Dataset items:
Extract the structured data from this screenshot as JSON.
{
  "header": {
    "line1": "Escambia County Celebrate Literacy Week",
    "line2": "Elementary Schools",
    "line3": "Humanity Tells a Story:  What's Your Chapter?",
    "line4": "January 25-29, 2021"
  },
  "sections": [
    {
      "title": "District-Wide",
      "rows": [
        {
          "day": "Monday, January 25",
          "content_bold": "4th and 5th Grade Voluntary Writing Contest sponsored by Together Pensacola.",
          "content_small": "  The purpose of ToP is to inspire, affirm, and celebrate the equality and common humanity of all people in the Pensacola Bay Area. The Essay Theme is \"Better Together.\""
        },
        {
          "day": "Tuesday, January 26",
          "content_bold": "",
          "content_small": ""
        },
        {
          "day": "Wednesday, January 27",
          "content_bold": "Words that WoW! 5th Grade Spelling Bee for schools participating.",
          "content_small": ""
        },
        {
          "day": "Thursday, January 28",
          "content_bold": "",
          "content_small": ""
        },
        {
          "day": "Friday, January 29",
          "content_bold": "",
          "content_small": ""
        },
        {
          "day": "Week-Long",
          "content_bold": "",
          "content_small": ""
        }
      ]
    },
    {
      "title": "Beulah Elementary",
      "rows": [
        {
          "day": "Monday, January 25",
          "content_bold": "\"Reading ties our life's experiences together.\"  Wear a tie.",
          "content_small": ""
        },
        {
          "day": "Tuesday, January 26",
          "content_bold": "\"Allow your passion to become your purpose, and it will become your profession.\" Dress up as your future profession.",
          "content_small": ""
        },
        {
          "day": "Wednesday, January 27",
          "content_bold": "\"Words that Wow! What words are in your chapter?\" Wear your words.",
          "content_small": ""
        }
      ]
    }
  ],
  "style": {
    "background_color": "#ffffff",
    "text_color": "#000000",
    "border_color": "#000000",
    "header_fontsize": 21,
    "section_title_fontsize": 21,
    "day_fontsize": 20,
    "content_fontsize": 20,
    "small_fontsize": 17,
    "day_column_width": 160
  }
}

What to do
Above are some records. Print them all exactly.

Solution for this task
Extract the structured data from this screenshot as JSON.
{
  "header": {
    "line1": "Escambia County Celebrate Literacy Week",
    "line2": "Elementary Schools",
    "line3": "Humanity Tells a Story:  What's Your Chapter?",
    "line4": "January 25-29, 2021"
  },
  "sections": [
    {
      "title": "District-Wide",
      "rows": [
        {
          "day": "Monday, January 25",
          "content_bold": "4th and 5th Grade Voluntary Writing Contest sponsored by Together Pensacola.",
          "content_small": "  The purpose of ToP is to inspire, affirm, and celebrate the equality and common humanity of all people in the Pensacola Bay Area. The Essay Theme is \"Better Together.\""
        },
        {
          "day": "Tuesday, January 26",
          "content_bold": "",
          "content_small": ""
        },
        {
          "day": "Wednesday, January 27",
          "content_bold": "Words that WoW! 5th Grade Spelling Bee for schools participating.",
          "content_small": ""
        },
        {
          "day": "Thursday, January 28",
          "content_bold": "",
          "content_small": ""
        },
        {
          "day": "Friday, January 29",
          "content_bold": "",
          "content_small": ""
        },
        {
          "day": "Week-Long",
          "content_bold": "",
          "content_small": ""
        }
      ]
    },
    {
      "title": "Beulah Elementary",
      "rows": [
        {
          "day": "Monday, January 25",
          "content_bold": "\"Reading ties our life's experiences together.\"  Wear a tie.",
          "content_small": ""
        },
        {
          "day": "Tuesday, January 26",
          "content_bold": "\"Allow your passion to become your purpose, and it will become your profession.\" Dress up as your future profession.",
          "content_small": ""
        },
        {
          "day": "Wednesday, January 27",
          "content_bold": "\"Words that Wow! What words are in your chapter?\" Wear your words.",
          "content_small": ""
        }
      ]
    }
  ],
  "style": {
    "background_color": "#ffffff",
    "text_color": "#000000",
    "border_color": "#000000",
    "header_fontsize": 21,
    "section_title_fontsize": 21,
    "day_fontsize": 20,
    "content_fontsize": 20,
    "small_fontsize": 17,
    "day_column_width": 160
  }
}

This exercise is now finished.